Stated task: Write out the data below in full, unchanged, minus the images.

Extracted records

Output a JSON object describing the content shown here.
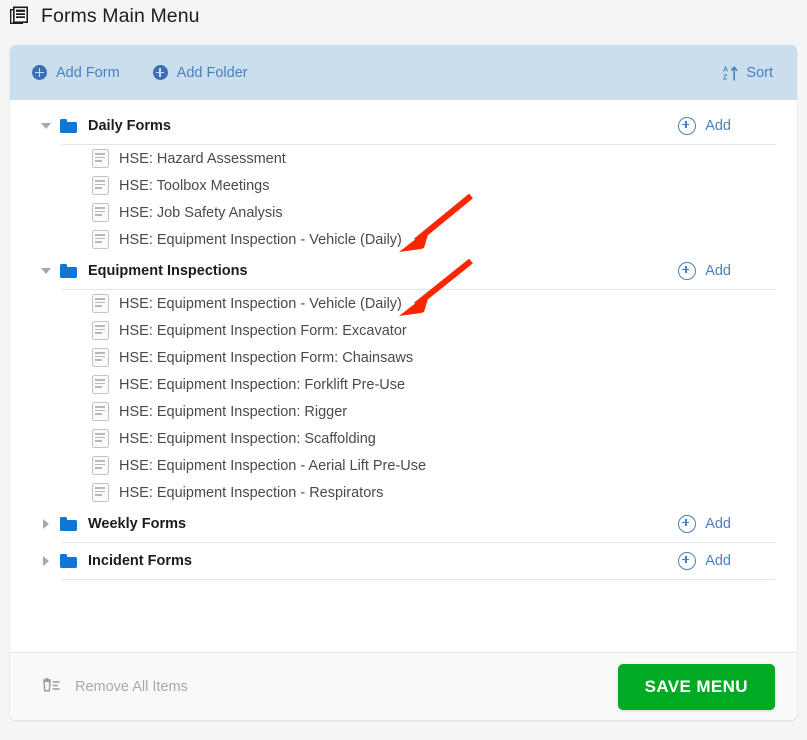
{
  "page": {
    "title": "Forms Main Menu",
    "title_icon": "forms-stack-icon",
    "background_color": "#f5f5f5"
  },
  "toolbar": {
    "background_color": "#cbdeed",
    "accent_color": "#4a7fbf",
    "add_form_label": "Add Form",
    "add_folder_label": "Add Folder",
    "sort_label": "Sort",
    "sort_icon": "sort-az-ascending-icon"
  },
  "tree": {
    "folders": [
      {
        "name": "Daily Forms",
        "expanded": true,
        "add_label": "Add",
        "items": [
          {
            "name": "HSE: Hazard Assessment"
          },
          {
            "name": "HSE: Toolbox Meetings"
          },
          {
            "name": "HSE: Job Safety Analysis"
          },
          {
            "name": "HSE: Equipment Inspection - Vehicle (Daily)"
          }
        ]
      },
      {
        "name": "Equipment Inspections",
        "expanded": true,
        "add_label": "Add",
        "items": [
          {
            "name": "HSE: Equipment Inspection - Vehicle (Daily)"
          },
          {
            "name": "HSE: Equipment Inspection Form: Excavator"
          },
          {
            "name": "HSE: Equipment Inspection Form: Chainsaws"
          },
          {
            "name": "HSE: Equipment Inspection: Forklift Pre-Use"
          },
          {
            "name": "HSE: Equipment Inspection: Rigger"
          },
          {
            "name": "HSE: Equipment Inspection: Scaffolding"
          },
          {
            "name": "HSE: Equipment Inspection - Aerial Lift Pre-Use"
          },
          {
            "name": "HSE: Equipment Inspection - Respirators"
          }
        ]
      },
      {
        "name": "Weekly Forms",
        "expanded": false,
        "add_label": "Add",
        "items": []
      },
      {
        "name": "Incident Forms",
        "expanded": false,
        "add_label": "Add",
        "items": []
      }
    ]
  },
  "footer": {
    "remove_all_label": "Remove All Items",
    "remove_all_icon": "trash-list-icon",
    "save_label": "SAVE MENU",
    "save_color": "#00aa22"
  },
  "annotations": {
    "color": "#fa2600",
    "arrows": [
      {
        "label": "arrow-to-daily-vehicle-form"
      },
      {
        "label": "arrow-to-equipment-vehicle-form"
      }
    ]
  }
}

Answer:
Output a JSON object describing the content shown here.
{
  "page": {
    "title": "Forms Main Menu",
    "title_icon": "forms-stack-icon",
    "background_color": "#f5f5f5"
  },
  "toolbar": {
    "background_color": "#cbdeed",
    "accent_color": "#4a7fbf",
    "add_form_label": "Add Form",
    "add_folder_label": "Add Folder",
    "sort_label": "Sort",
    "sort_icon": "sort-az-ascending-icon"
  },
  "tree": {
    "folders": [
      {
        "name": "Daily Forms",
        "expanded": true,
        "add_label": "Add",
        "items": [
          {
            "name": "HSE: Hazard Assessment"
          },
          {
            "name": "HSE: Toolbox Meetings"
          },
          {
            "name": "HSE: Job Safety Analysis"
          },
          {
            "name": "HSE: Equipment Inspection - Vehicle (Daily)"
          }
        ]
      },
      {
        "name": "Equipment Inspections",
        "expanded": true,
        "add_label": "Add",
        "items": [
          {
            "name": "HSE: Equipment Inspection - Vehicle (Daily)"
          },
          {
            "name": "HSE: Equipment Inspection Form: Excavator"
          },
          {
            "name": "HSE: Equipment Inspection Form: Chainsaws"
          },
          {
            "name": "HSE: Equipment Inspection: Forklift Pre-Use"
          },
          {
            "name": "HSE: Equipment Inspection: Rigger"
          },
          {
            "name": "HSE: Equipment Inspection: Scaffolding"
          },
          {
            "name": "HSE: Equipment Inspection - Aerial Lift Pre-Use"
          },
          {
            "name": "HSE: Equipment Inspection - Respirators"
          }
        ]
      },
      {
        "name": "Weekly Forms",
        "expanded": false,
        "add_label": "Add",
        "items": []
      },
      {
        "name": "Incident Forms",
        "expanded": false,
        "add_label": "Add",
        "items": []
      }
    ]
  },
  "footer": {
    "remove_all_label": "Remove All Items",
    "remove_all_icon": "trash-list-icon",
    "save_label": "SAVE MENU",
    "save_color": "#00aa22"
  },
  "annotations": {
    "color": "#fa2600",
    "arrows": [
      {
        "label": "arrow-to-daily-vehicle-form"
      },
      {
        "label": "arrow-to-equipment-vehicle-form"
      }
    ]
  }
}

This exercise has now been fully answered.